Pull out every line with the word "Reports".

==============================

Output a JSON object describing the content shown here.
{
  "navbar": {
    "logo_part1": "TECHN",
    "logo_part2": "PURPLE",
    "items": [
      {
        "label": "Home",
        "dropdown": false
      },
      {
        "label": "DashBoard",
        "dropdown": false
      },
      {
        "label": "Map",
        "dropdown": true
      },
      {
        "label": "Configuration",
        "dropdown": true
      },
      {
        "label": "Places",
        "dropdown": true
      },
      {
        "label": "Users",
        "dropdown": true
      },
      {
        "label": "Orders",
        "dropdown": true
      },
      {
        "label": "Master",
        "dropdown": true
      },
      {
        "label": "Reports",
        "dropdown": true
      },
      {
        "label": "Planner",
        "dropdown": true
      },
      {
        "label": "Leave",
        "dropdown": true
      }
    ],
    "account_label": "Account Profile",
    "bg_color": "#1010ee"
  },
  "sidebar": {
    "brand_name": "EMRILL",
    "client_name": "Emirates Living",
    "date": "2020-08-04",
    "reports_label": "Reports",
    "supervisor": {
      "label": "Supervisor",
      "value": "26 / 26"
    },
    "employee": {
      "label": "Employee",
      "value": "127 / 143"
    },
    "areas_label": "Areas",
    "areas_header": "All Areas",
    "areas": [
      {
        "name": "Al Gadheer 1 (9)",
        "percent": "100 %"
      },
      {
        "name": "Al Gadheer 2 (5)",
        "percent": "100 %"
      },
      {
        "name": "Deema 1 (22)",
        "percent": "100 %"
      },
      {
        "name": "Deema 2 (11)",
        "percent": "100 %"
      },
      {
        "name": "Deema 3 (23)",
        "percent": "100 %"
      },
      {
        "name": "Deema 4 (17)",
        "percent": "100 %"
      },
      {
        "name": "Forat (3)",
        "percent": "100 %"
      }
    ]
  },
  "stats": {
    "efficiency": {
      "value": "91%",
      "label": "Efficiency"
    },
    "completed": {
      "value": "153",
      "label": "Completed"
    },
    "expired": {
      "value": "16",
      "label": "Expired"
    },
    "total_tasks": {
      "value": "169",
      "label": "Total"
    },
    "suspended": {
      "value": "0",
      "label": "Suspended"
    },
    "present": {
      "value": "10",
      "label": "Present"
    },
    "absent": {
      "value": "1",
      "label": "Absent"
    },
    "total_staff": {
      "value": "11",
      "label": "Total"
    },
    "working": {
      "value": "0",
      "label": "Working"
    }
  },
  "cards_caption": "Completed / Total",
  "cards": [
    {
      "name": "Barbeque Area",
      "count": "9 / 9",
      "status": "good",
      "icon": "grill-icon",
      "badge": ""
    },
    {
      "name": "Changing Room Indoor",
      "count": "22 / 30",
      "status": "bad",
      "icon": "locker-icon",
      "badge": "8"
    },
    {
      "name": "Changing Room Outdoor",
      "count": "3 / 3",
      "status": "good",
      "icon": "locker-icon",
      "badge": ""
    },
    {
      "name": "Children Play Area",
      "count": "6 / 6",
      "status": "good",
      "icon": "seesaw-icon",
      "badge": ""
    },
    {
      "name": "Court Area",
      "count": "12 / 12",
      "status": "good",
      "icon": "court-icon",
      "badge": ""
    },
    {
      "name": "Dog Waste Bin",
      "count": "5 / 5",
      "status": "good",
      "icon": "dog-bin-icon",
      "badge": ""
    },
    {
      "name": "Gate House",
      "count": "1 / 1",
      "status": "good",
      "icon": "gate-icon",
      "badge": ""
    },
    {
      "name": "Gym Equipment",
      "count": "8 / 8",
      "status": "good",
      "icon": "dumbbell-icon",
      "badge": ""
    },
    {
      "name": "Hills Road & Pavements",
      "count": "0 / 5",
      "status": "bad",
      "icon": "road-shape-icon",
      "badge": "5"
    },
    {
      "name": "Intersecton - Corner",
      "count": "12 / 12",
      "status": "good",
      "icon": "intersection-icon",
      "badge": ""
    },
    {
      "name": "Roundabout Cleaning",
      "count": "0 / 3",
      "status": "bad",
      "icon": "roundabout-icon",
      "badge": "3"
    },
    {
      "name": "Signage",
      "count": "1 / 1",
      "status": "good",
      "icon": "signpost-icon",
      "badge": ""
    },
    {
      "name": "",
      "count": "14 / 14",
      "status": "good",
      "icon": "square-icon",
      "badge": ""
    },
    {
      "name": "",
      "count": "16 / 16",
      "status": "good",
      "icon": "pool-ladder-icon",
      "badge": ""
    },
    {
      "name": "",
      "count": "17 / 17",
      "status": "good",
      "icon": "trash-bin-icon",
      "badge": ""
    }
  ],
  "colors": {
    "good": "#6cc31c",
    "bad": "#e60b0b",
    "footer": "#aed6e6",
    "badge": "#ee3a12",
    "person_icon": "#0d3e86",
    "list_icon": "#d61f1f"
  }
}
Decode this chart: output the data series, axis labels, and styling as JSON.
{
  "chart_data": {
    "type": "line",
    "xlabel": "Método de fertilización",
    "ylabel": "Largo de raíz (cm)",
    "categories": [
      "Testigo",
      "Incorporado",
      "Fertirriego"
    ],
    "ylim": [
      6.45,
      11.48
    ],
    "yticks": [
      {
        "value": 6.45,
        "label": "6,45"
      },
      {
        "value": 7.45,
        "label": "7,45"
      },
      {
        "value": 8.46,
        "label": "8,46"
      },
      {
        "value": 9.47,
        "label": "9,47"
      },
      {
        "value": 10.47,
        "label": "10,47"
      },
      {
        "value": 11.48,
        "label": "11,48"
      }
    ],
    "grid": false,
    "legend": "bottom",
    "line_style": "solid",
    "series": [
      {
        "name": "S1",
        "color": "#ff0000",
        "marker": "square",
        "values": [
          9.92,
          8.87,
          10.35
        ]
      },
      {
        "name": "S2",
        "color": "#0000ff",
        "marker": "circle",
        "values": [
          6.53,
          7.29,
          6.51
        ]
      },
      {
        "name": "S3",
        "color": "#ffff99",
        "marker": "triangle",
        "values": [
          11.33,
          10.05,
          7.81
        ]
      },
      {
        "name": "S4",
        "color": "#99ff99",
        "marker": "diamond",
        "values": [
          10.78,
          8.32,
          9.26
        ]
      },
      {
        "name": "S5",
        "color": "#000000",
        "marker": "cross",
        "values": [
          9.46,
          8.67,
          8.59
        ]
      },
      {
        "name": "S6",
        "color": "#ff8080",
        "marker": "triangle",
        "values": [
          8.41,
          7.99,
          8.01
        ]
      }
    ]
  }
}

==============================

**In response**.
        "label": "Reports",
    "reports_label": "Reports",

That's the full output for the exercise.